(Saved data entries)
——

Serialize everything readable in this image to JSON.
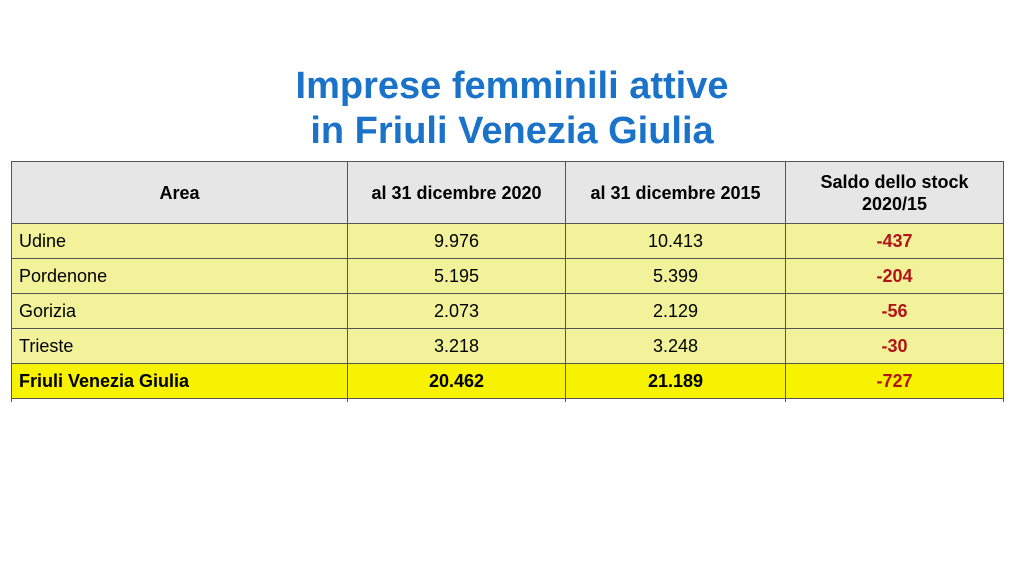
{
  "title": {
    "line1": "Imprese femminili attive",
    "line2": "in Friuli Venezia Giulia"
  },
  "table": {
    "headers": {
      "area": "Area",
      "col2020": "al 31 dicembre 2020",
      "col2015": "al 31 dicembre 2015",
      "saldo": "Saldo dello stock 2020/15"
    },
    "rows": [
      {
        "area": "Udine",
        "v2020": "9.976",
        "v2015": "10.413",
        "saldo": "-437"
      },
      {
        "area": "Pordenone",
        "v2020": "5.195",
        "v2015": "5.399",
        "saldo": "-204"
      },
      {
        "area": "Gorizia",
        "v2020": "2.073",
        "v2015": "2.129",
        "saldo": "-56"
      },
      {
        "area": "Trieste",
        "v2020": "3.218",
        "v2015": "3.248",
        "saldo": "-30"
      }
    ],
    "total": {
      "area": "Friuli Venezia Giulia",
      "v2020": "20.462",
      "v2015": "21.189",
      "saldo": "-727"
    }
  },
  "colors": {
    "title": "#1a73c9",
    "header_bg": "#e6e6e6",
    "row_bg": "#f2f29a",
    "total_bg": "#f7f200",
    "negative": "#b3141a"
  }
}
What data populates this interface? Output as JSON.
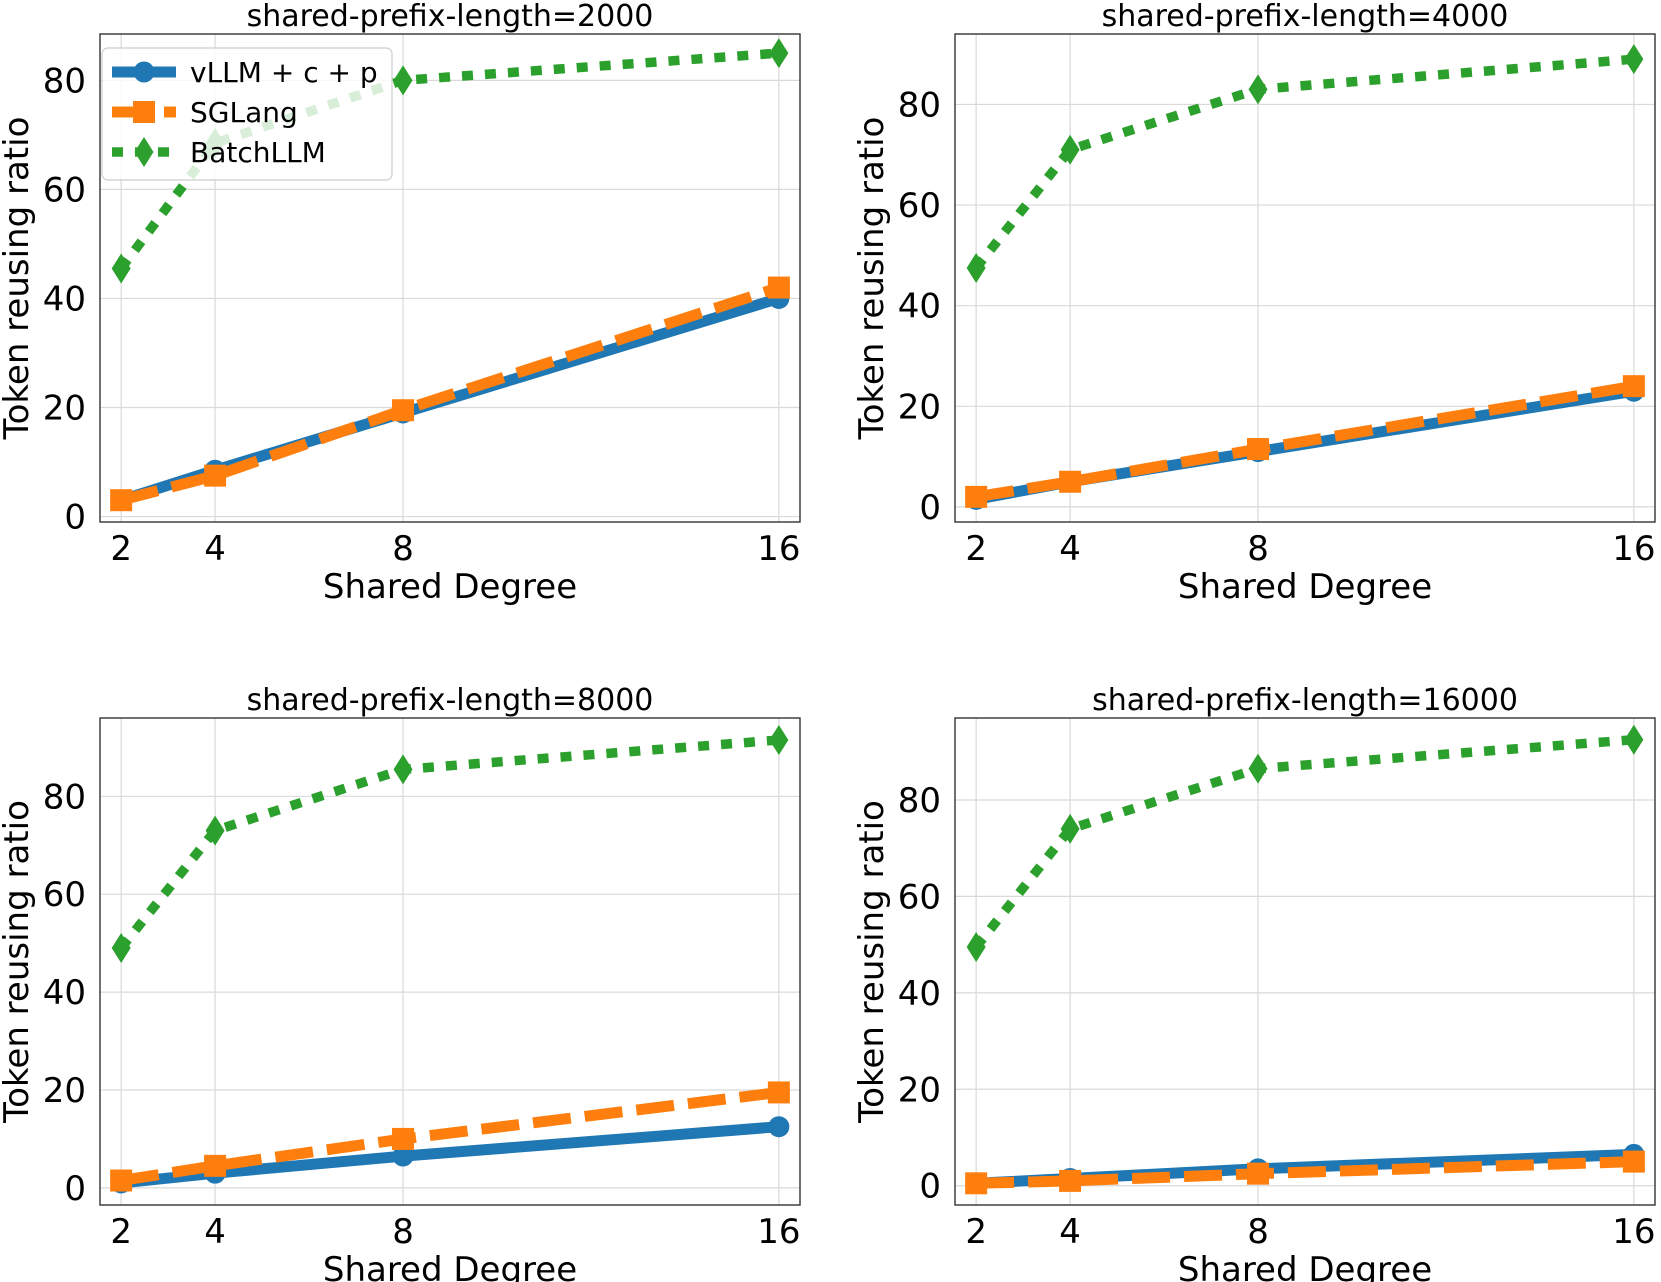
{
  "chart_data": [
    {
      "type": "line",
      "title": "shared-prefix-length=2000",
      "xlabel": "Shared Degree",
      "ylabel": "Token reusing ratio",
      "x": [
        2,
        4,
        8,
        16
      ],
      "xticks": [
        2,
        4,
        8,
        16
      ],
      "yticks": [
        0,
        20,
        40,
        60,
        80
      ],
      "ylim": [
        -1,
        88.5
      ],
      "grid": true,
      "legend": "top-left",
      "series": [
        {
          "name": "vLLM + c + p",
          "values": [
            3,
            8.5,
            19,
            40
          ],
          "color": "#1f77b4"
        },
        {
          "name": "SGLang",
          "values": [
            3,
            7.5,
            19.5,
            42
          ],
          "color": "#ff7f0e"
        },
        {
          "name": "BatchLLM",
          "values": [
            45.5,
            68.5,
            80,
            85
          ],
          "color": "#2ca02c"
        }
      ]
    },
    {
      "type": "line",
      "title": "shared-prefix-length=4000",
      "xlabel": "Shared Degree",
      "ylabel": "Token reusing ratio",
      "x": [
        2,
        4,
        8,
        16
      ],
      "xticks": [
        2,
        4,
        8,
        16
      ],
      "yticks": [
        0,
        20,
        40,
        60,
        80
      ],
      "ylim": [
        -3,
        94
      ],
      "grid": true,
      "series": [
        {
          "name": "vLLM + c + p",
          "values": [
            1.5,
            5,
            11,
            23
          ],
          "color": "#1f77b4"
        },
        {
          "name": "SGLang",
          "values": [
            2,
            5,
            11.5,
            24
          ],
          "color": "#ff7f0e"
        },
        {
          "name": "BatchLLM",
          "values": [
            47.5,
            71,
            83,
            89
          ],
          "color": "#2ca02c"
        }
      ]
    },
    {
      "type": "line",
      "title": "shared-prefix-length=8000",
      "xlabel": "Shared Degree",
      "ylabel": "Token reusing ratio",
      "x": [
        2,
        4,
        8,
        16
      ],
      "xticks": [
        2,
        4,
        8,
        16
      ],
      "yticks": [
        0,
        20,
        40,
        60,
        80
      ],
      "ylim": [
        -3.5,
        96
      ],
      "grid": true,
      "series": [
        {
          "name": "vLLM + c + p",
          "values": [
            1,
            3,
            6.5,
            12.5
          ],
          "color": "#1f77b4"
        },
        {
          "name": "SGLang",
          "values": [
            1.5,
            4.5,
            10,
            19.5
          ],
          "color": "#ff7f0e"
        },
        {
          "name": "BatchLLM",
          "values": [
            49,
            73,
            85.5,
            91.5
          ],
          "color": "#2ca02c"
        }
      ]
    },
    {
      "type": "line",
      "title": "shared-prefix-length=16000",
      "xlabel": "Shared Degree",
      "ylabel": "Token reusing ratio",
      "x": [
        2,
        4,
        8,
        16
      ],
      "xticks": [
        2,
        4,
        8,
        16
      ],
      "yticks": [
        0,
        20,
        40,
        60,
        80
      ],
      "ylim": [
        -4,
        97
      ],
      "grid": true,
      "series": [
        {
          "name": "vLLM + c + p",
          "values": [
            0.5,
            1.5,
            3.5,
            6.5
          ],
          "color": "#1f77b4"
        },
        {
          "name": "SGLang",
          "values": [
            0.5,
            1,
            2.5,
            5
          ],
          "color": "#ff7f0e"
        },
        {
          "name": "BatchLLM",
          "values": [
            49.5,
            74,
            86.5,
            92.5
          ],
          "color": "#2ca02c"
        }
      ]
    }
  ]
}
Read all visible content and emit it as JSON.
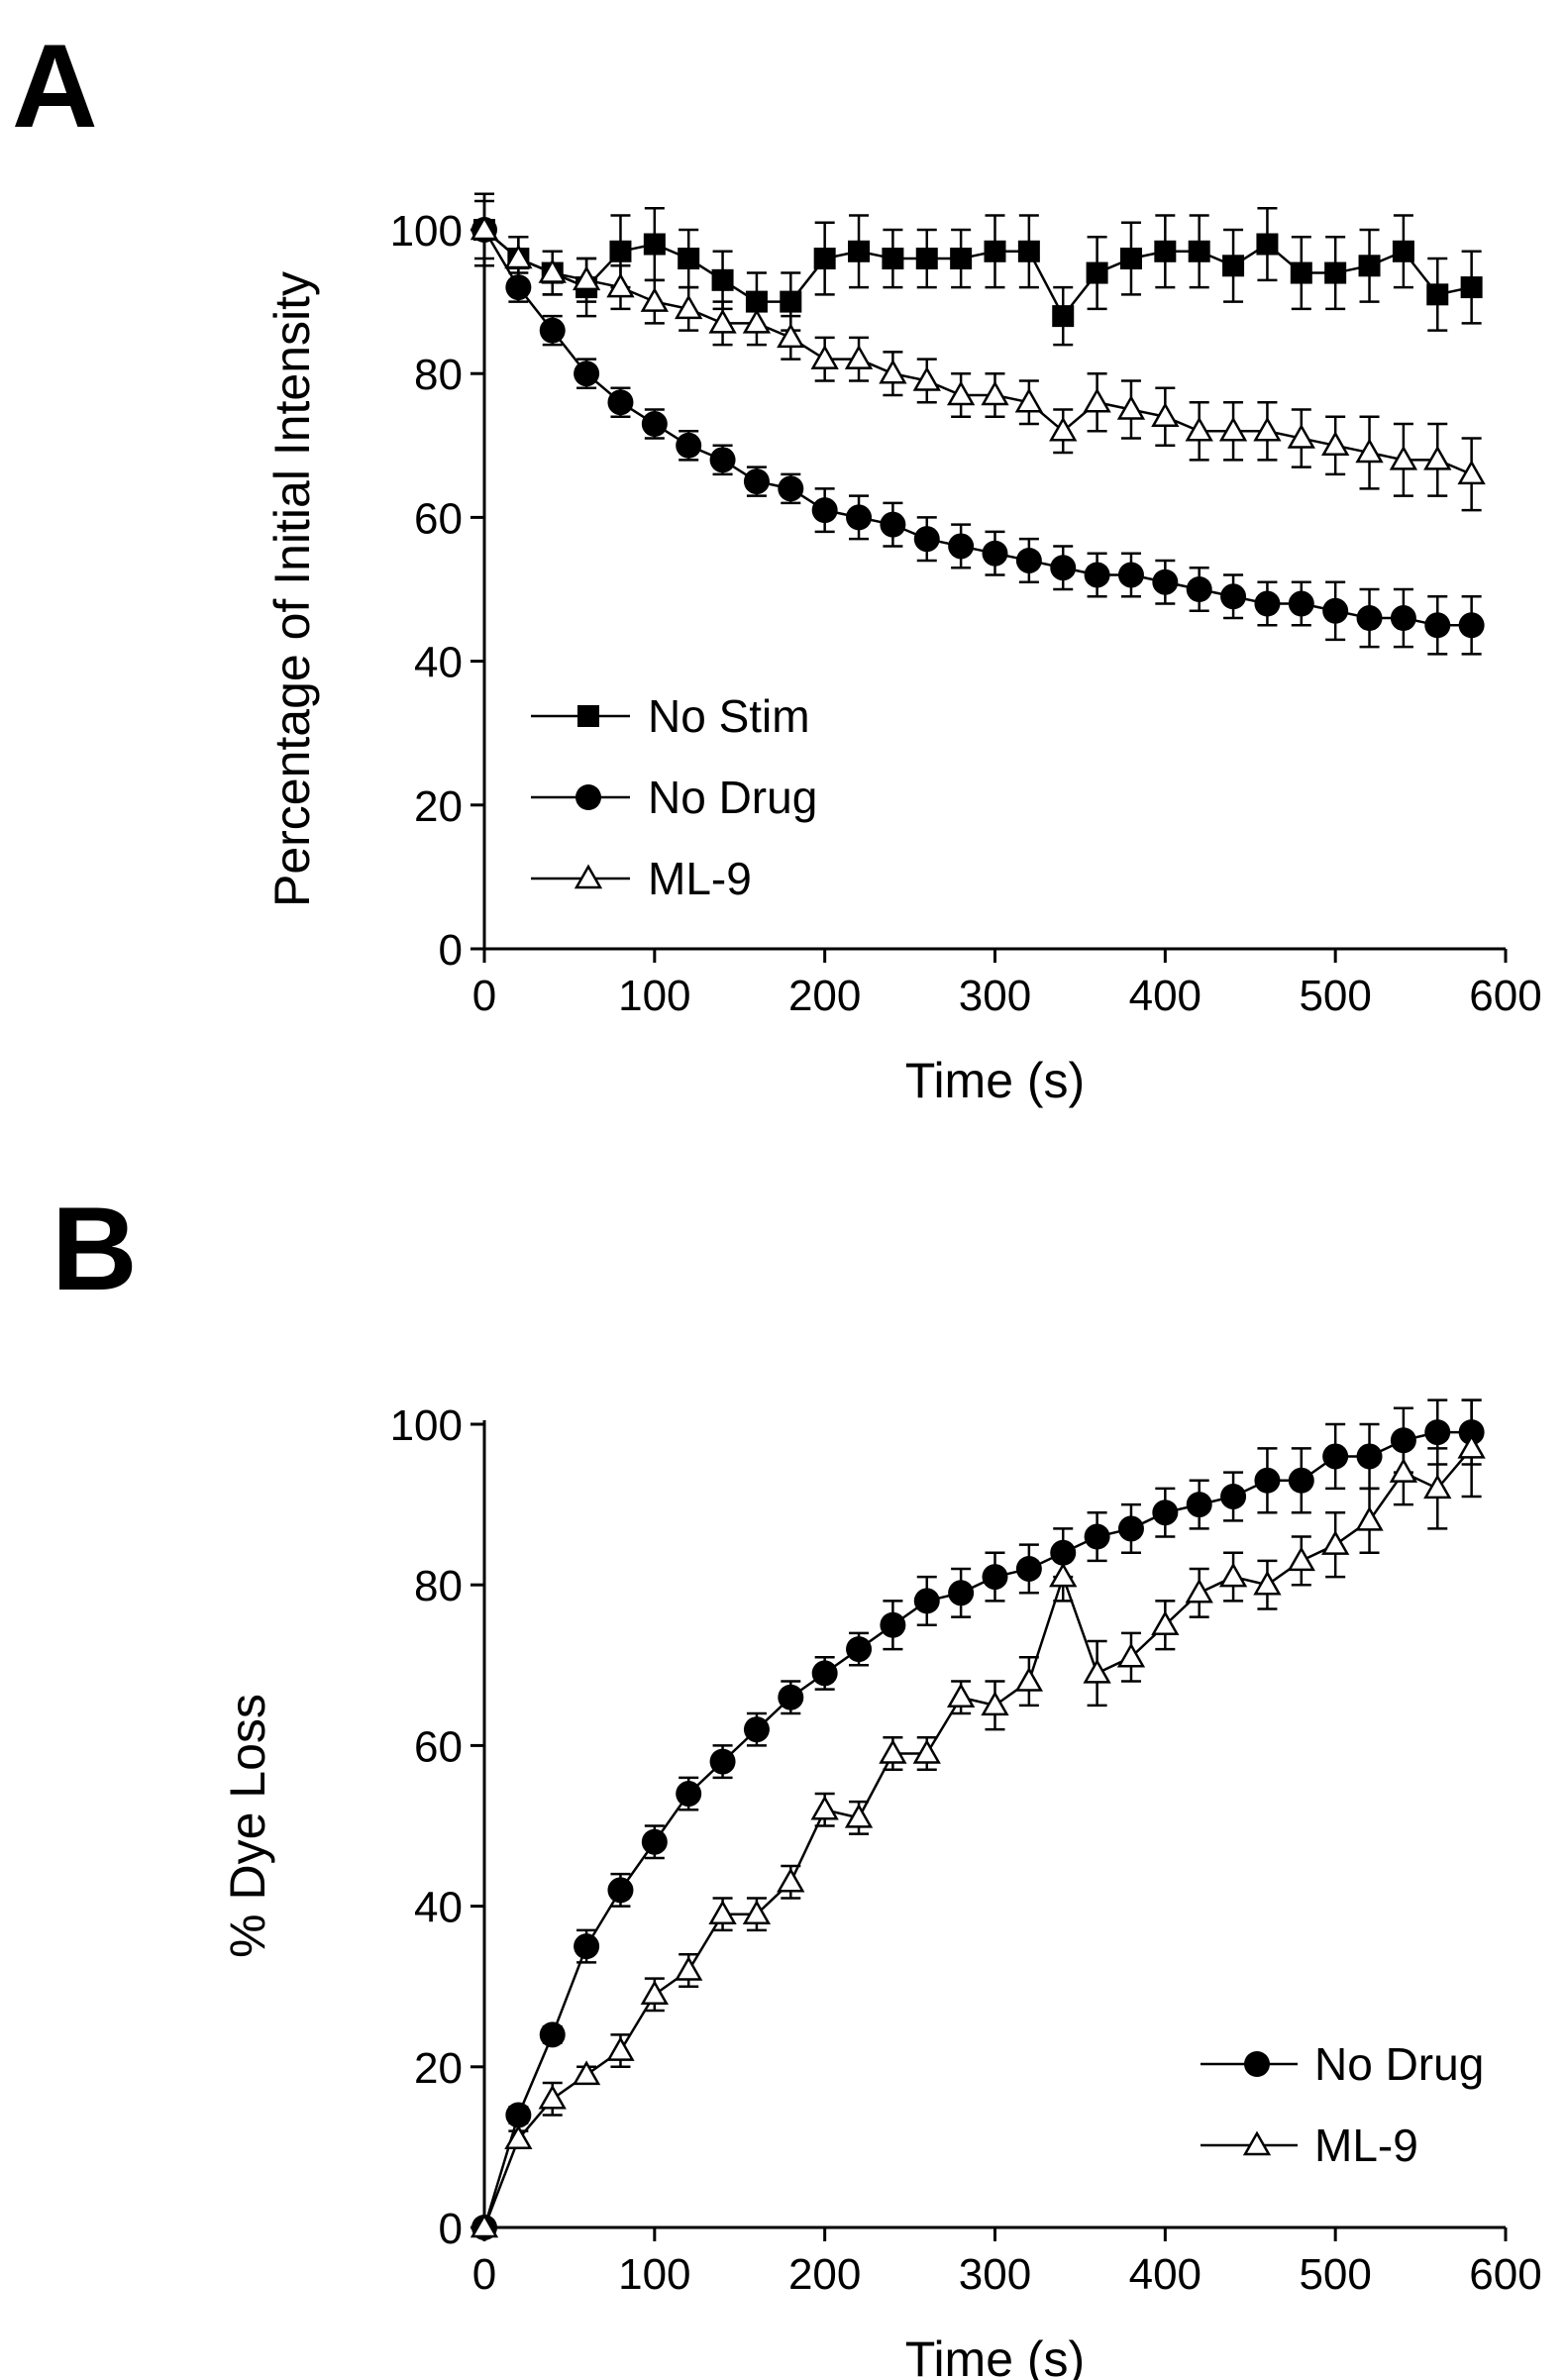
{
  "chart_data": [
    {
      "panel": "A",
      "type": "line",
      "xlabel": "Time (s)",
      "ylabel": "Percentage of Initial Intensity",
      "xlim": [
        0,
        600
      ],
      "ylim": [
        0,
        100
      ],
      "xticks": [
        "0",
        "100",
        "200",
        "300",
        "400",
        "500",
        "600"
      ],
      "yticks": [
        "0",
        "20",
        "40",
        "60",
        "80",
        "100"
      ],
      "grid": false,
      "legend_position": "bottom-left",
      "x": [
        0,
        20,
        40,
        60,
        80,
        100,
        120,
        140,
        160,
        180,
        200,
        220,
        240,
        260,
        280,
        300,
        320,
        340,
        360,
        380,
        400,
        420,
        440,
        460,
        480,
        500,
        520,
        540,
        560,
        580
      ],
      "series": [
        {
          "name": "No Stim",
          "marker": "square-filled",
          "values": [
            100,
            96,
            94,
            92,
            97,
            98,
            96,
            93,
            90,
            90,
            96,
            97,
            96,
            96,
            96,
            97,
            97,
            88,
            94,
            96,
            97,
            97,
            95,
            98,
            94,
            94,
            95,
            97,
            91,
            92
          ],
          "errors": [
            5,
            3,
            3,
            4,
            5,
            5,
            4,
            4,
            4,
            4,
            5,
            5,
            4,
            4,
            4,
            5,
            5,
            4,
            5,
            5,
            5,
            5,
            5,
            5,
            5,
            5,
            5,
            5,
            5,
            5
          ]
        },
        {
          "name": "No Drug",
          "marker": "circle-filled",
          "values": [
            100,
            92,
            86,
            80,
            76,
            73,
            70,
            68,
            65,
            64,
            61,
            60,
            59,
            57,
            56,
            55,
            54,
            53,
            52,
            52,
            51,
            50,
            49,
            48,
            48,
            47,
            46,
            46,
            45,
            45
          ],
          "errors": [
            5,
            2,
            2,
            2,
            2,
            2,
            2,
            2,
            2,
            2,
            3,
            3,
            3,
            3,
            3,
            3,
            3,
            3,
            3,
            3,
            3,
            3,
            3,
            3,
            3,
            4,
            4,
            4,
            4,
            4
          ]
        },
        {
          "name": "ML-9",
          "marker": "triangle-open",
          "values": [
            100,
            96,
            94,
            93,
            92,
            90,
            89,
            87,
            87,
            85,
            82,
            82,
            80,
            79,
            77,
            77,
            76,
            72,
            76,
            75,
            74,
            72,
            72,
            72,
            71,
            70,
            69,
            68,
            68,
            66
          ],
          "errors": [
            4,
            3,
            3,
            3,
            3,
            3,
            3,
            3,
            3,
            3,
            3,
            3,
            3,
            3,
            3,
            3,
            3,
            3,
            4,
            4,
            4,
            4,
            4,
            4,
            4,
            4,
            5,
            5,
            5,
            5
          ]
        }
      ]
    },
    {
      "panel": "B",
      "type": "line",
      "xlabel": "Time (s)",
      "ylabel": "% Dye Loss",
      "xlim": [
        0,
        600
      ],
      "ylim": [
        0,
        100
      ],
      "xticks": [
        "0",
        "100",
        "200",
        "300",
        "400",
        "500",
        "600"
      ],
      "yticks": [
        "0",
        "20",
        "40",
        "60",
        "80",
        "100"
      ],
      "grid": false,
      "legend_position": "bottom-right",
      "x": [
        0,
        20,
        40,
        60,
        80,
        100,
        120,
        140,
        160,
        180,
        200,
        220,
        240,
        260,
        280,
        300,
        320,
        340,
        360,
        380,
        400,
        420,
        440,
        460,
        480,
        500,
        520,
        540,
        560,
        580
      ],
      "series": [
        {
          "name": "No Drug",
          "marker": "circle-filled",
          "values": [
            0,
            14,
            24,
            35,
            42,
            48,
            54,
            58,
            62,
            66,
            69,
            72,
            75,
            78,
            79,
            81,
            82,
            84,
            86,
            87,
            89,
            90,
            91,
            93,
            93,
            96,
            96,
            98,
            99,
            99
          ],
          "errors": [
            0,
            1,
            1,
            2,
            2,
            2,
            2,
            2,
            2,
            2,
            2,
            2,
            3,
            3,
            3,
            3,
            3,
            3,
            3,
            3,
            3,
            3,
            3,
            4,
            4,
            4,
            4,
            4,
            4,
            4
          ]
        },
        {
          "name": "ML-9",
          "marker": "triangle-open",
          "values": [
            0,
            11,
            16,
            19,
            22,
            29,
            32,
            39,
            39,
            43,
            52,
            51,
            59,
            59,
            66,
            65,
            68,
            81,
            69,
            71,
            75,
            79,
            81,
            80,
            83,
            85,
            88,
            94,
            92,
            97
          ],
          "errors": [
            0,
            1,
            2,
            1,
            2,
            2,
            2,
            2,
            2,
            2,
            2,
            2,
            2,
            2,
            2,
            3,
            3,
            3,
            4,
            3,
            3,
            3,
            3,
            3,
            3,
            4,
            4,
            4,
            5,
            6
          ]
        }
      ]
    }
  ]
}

——

Every line of the listing that holds "dicembre" should be found and copied.

      "col2020": "al 31 dicembre 2020",
      "col2015": "al 31 dicembre 2015",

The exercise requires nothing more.